Task: Without the pictures, copy all the entries below exactly.

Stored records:
┄┄┄┄┄┄
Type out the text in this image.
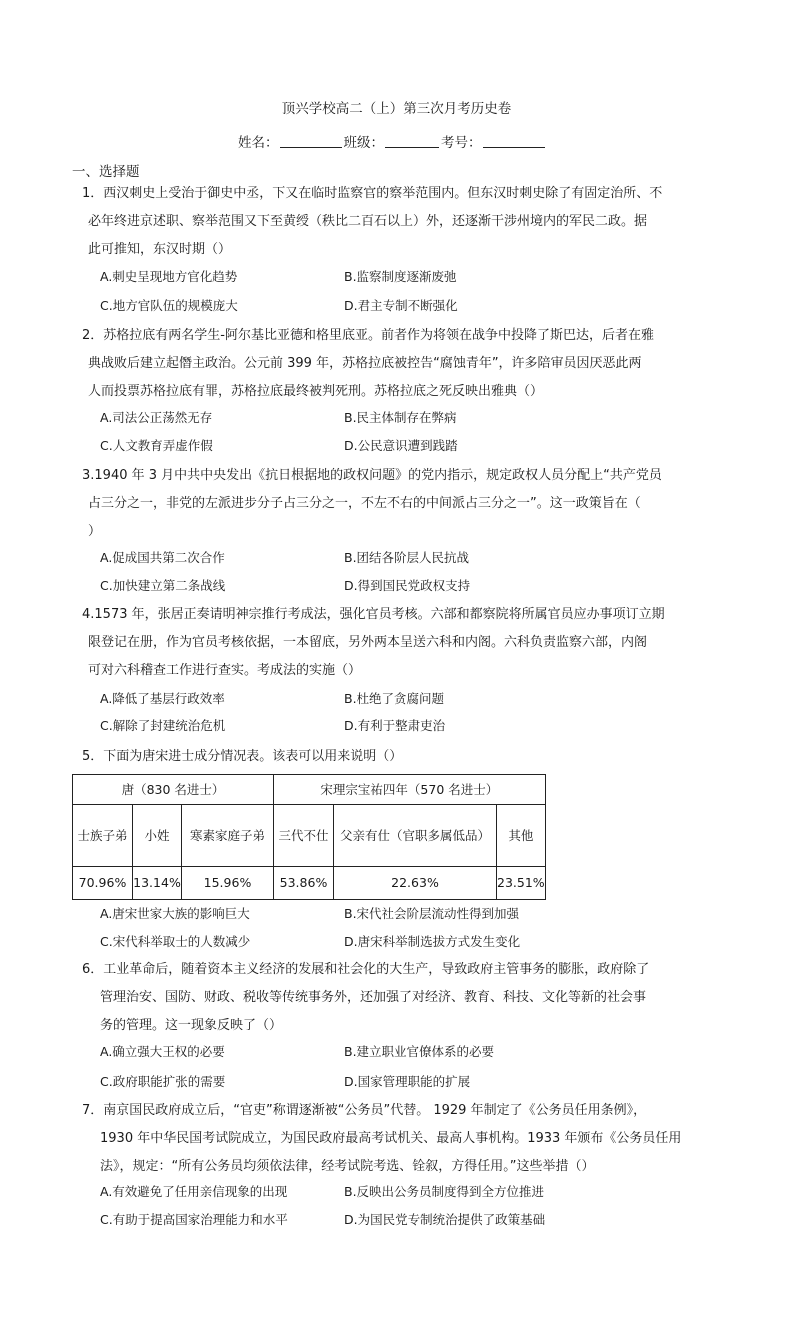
顶兴学校高二（上）第三次月考历史卷
姓名：	班级：	考号：
一、选择题
1．西汉刺史上受治于御史中丞，下又在临时监察官的察举范围内。但东汉时刺史除了有固定治所、不
必年终进京述职、察举范围又下至黄绶（秩比二百石以上）外，还逐渐干涉州境内的军民二政。据
此可推知，东汉时期（）
A.刺史呈现地方官化趋势	B.监察制度逐渐废弛
C.地方官队伍的规模庞大	D.君主专制不断强化
2．苏格拉底有两名学生-阿尔基比亚德和格里底亚。前者作为将领在战争中投降了斯巴达，后者在雅
典战败后建立起僭主政治。公元前 399 年，苏格拉底被控告“腐蚀青年”，许多陪审员因厌恶此两
人而投票苏格拉底有罪，苏格拉底最终被判死刑。苏格拉底之死反映出雅典（）
A.司法公正荡然无存	B.民主体制存在弊病
C.人文教育弄虚作假	D.公民意识遭到践踏
3.1940 年 3 月中共中央发出《抗日根据地的政权问题》的党内指示，规定政权人员分配上“共产党员
占三分之一，非党的左派进步分子占三分之一，不左不右的中间派占三分之一”。这一政策旨在（
）
A.促成国共第二次合作	B.团结各阶层人民抗战
C.加快建立第二条战线	D.得到国民党政权支持
4.1573 年，张居正奏请明神宗推行考成法，强化官员考核。六部和都察院将所属官员应办事项订立期
限登记在册，作为官员考核依据，一本留底，另外两本呈送六科和内阁。六科负责监察六部，内阁
可对六科稽查工作进行查实。考成法的实施（）
A.降低了基层行政效率	B.杜绝了贪腐问题
C.解除了封建统治危机	D.有利于整肃吏治
5．下面为唐宋进士成分情况表。该表可以用来说明（）
唐（830 名进士）			宋理宗宝祐四年（570 名进士）		
士族子弟	小姓	寒素家庭子弟	三代不仕	父亲有仕（官职多属低品）	其他
70.96%	13.14%	15.96%	53.86%	22.63%	23.51%
A.唐宋世家大族的影响巨大	B.宋代社会阶层流动性得到加强
C.宋代科举取士的人数减少	D.唐宋科举制选拔方式发生变化
6．工业革命后，随着资本主义经济的发展和社会化的大生产，导致政府主管事务的膨胀，政府除了
管理治安、国防、财政、税收等传统事务外，还加强了对经济、教育、科技、文化等新的社会事
务的管理。这一现象反映了（）
A.确立强大王权的必要	B.建立职业官僚体系的必要
C.政府职能扩张的需要	D.国家管理职能的扩展
7．南京国民政府成立后，“官吏”称谓逐渐被“公务员”代替。 1929 年制定了《公务员任用条例》，
1930 年中华民国考试院成立，为国民政府最高考试机关、最高人事机构。1933 年颁布《公务员任用
法》，规定：“所有公务员均须依法律，经考试院考选、铨叙，方得任用。”这些举措（）
A.有效避免了任用亲信现象的出现	B.反映出公务员制度得到全方位推进
C.有助于提高国家治理能力和水平	D.为国民党专制统治提供了政策基础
┄┄┄┄┄┄
Exercise response:
Type out the text in this image.
顶兴学校高二（上）第三次月考历史卷
姓名：	班级：	考号：
一、选择题
1．西汉刺史上受治于御史中丞，下又在临时监察官的察举范围内。但东汉时刺史除了有固定治所、不
必年终进京述职、察举范围又下至黄绶（秩比二百石以上）外，还逐渐干涉州境内的军民二政。据
此可推知，东汉时期（）
A.刺史呈现地方官化趋势	B.监察制度逐渐废弛
C.地方官队伍的规模庞大	D.君主专制不断强化
2．苏格拉底有两名学生-阿尔基比亚德和格里底亚。前者作为将领在战争中投降了斯巴达，后者在雅
典战败后建立起僭主政治。公元前 399 年，苏格拉底被控告“腐蚀青年”，许多陪审员因厌恶此两
人而投票苏格拉底有罪，苏格拉底最终被判死刑。苏格拉底之死反映出雅典（）
A.司法公正荡然无存	B.民主体制存在弊病
C.人文教育弄虚作假	D.公民意识遭到践踏
3.1940 年 3 月中共中央发出《抗日根据地的政权问题》的党内指示，规定政权人员分配上“共产党员
占三分之一，非党的左派进步分子占三分之一，不左不右的中间派占三分之一”。这一政策旨在（
）
A.促成国共第二次合作	B.团结各阶层人民抗战
C.加快建立第二条战线	D.得到国民党政权支持
4.1573 年，张居正奏请明神宗推行考成法，强化官员考核。六部和都察院将所属官员应办事项订立期
限登记在册，作为官员考核依据，一本留底，另外两本呈送六科和内阁。六科负责监察六部，内阁
可对六科稽查工作进行查实。考成法的实施（）
A.降低了基层行政效率	B.杜绝了贪腐问题
C.解除了封建统治危机	D.有利于整肃吏治
5．下面为唐宋进士成分情况表。该表可以用来说明（）
唐（830 名进士）			宋理宗宝祐四年（570 名进士）		
士族子弟	小姓	寒素家庭子弟	三代不仕	父亲有仕（官职多属低品）	其他
70.96%	13.14%	15.96%	53.86%	22.63%	23.51%
A.唐宋世家大族的影响巨大	B.宋代社会阶层流动性得到加强
C.宋代科举取士的人数减少	D.唐宋科举制选拔方式发生变化
6．工业革命后，随着资本主义经济的发展和社会化的大生产，导致政府主管事务的膨胀，政府除了
管理治安、国防、财政、税收等传统事务外，还加强了对经济、教育、科技、文化等新的社会事
务的管理。这一现象反映了（）
A.确立强大王权的必要	B.建立职业官僚体系的必要
C.政府职能扩张的需要	D.国家管理职能的扩展
7．南京国民政府成立后，“官吏”称谓逐渐被“公务员”代替。 1929 年制定了《公务员任用条例》，
1930 年中华民国考试院成立，为国民政府最高考试机关、最高人事机构。1933 年颁布《公务员任用
法》，规定：“所有公务员均须依法律，经考试院考选、铨叙，方得任用。”这些举措（）
A.有效避免了任用亲信现象的出现	B.反映出公务员制度得到全方位推进
C.有助于提高国家治理能力和水平	D.为国民党专制统治提供了政策基础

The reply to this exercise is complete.